** START DATA FOR THE TASK **
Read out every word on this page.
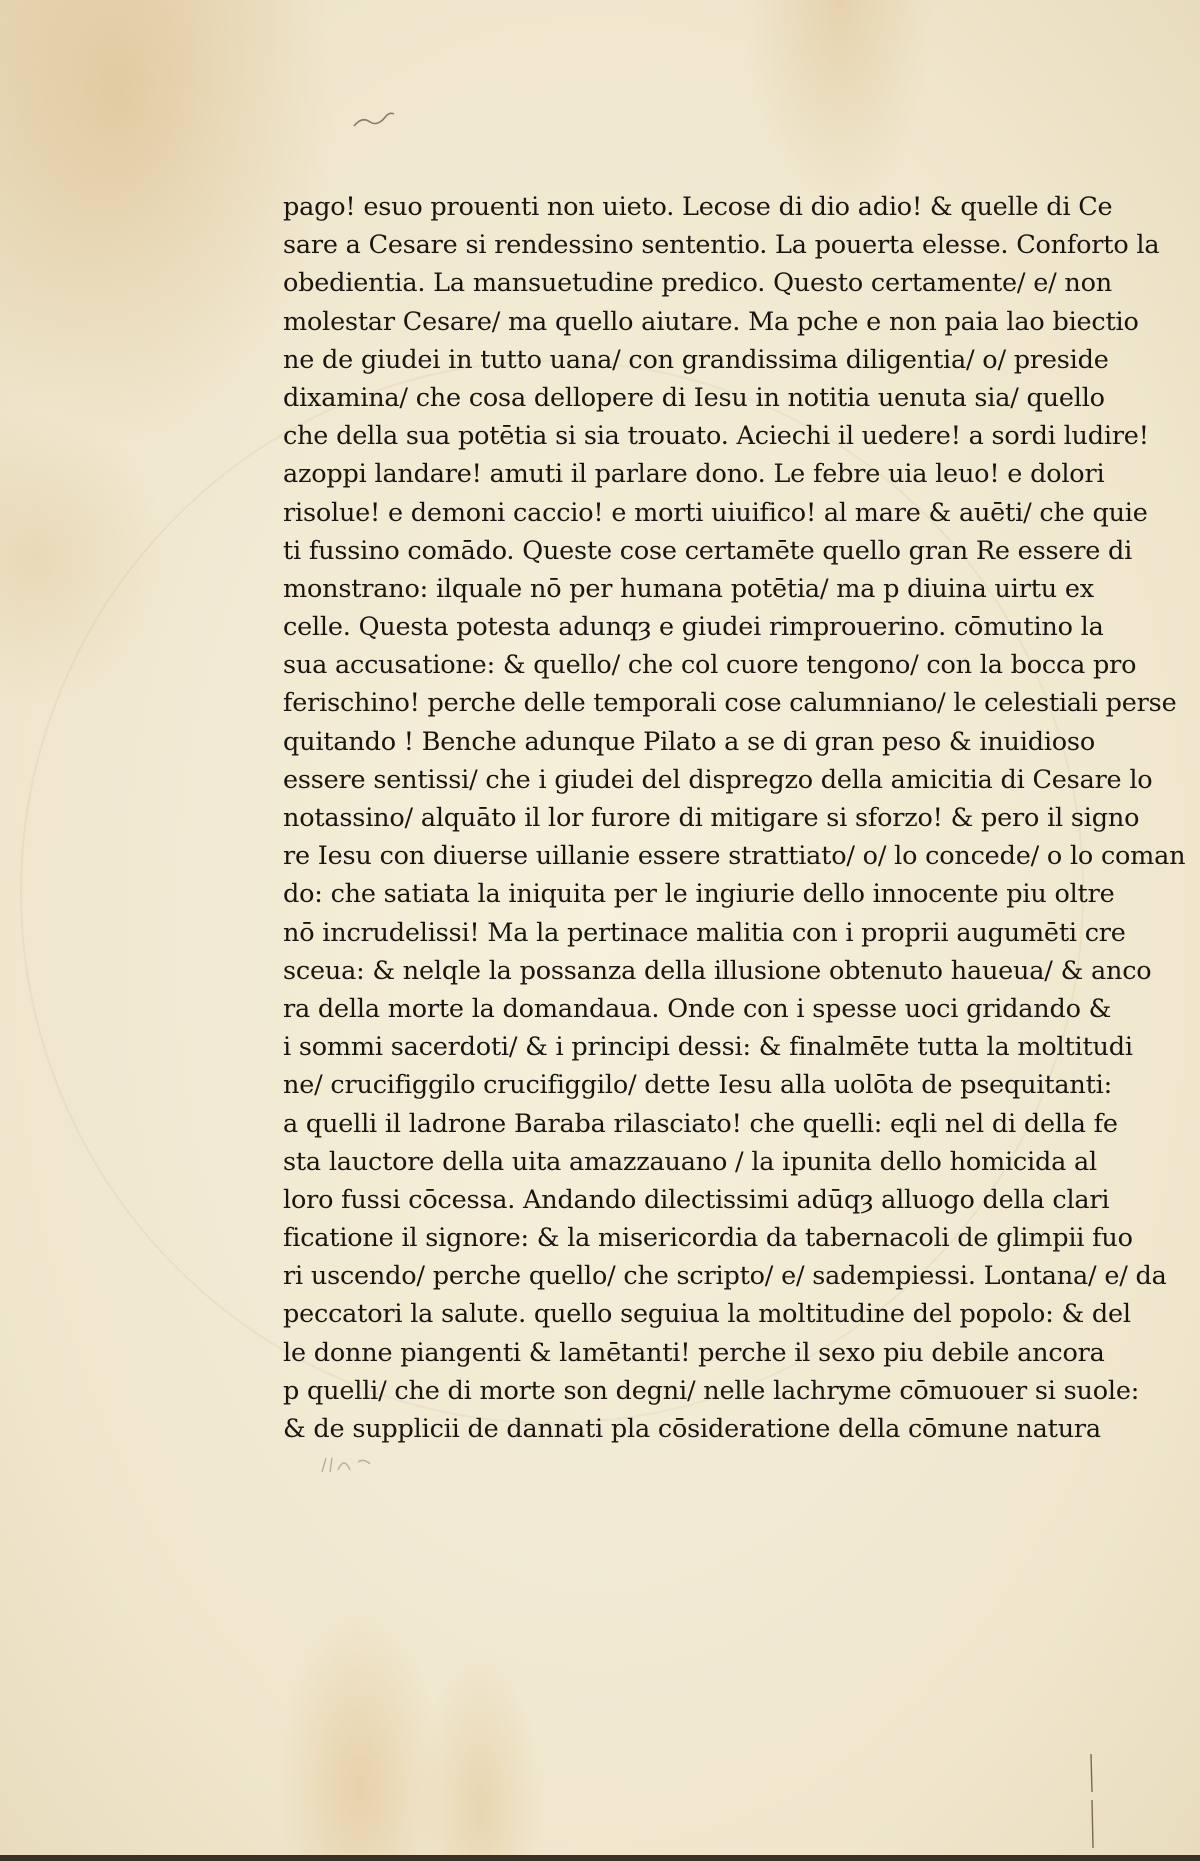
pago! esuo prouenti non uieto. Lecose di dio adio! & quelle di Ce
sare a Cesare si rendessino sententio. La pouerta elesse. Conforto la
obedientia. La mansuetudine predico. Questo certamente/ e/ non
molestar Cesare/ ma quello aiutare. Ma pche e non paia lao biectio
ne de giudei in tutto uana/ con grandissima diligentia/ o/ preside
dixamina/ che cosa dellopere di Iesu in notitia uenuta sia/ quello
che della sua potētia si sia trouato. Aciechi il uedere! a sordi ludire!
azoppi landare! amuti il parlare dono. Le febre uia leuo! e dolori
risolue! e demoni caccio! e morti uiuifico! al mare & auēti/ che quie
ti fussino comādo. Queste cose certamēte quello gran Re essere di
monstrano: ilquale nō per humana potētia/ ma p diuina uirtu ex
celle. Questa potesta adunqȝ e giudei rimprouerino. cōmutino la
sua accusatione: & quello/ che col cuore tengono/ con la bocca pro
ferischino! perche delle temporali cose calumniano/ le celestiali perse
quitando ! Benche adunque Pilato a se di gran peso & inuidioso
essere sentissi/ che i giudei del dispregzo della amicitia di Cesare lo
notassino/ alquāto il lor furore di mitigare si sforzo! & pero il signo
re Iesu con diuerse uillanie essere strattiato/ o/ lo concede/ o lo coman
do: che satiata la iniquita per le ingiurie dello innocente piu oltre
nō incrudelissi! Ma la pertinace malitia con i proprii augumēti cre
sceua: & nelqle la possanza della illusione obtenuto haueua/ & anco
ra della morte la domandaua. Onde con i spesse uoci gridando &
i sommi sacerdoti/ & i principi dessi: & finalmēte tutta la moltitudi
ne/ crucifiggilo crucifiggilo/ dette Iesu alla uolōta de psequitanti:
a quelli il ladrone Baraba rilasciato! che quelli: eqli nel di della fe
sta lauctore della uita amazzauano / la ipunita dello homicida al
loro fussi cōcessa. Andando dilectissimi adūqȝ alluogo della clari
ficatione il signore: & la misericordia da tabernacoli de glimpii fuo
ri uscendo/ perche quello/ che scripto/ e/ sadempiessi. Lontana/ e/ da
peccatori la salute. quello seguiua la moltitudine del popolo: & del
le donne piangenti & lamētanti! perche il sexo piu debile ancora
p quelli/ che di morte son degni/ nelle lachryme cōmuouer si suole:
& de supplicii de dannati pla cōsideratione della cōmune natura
** END DATA FOR THE TASK **
▶ [REQUEST]: Transcribe the entries above verbatim, omitting their pictures.

▶ [RESPONSE BELOW]:
Read out every word on this page.
pago! esuo prouenti non uieto. Lecose di dio adio! & quelle di Ce
sare a Cesare si rendessino sententio. La pouerta elesse. Conforto la
obedientia. La mansuetudine predico. Questo certamente/ e/ non
molestar Cesare/ ma quello aiutare. Ma pche e non paia lao biectio
ne de giudei in tutto uana/ con grandissima diligentia/ o/ preside
dixamina/ che cosa dellopere di Iesu in notitia uenuta sia/ quello
che della sua potētia si sia trouato. Aciechi il uedere! a sordi ludire!
azoppi landare! amuti il parlare dono. Le febre uia leuo! e dolori
risolue! e demoni caccio! e morti uiuifico! al mare & auēti/ che quie
ti fussino comādo. Queste cose certamēte quello gran Re essere di
monstrano: ilquale nō per humana potētia/ ma p diuina uirtu ex
celle. Questa potesta adunqȝ e giudei rimprouerino. cōmutino la
sua accusatione: & quello/ che col cuore tengono/ con la bocca pro
ferischino! perche delle temporali cose calumniano/ le celestiali perse
quitando ! Benche adunque Pilato a se di gran peso & inuidioso
essere sentissi/ che i giudei del dispregzo della amicitia di Cesare lo
notassino/ alquāto il lor furore di mitigare si sforzo! & pero il signo
re Iesu con diuerse uillanie essere strattiato/ o/ lo concede/ o lo coman
do: che satiata la iniquita per le ingiurie dello innocente piu oltre
nō incrudelissi! Ma la pertinace malitia con i proprii augumēti cre
sceua: & nelqle la possanza della illusione obtenuto haueua/ & anco
ra della morte la domandaua. Onde con i spesse uoci gridando &
i sommi sacerdoti/ & i principi dessi: & finalmēte tutta la moltitudi
ne/ crucifiggilo crucifiggilo/ dette Iesu alla uolōta de psequitanti:
a quelli il ladrone Baraba rilasciato! che quelli: eqli nel di della fe
sta lauctore della uita amazzauano / la ipunita dello homicida al
loro fussi cōcessa. Andando dilectissimi adūqȝ alluogo della clari
ficatione il signore: & la misericordia da tabernacoli de glimpii fuo
ri uscendo/ perche quello/ che scripto/ e/ sadempiessi. Lontana/ e/ da
peccatori la salute. quello seguiua la moltitudine del popolo: & del
le donne piangenti & lamētanti! perche il sexo piu debile ancora
p quelli/ che di morte son degni/ nelle lachryme cōmuouer si suole:
& de supplicii de dannati pla cōsideratione della cōmune natura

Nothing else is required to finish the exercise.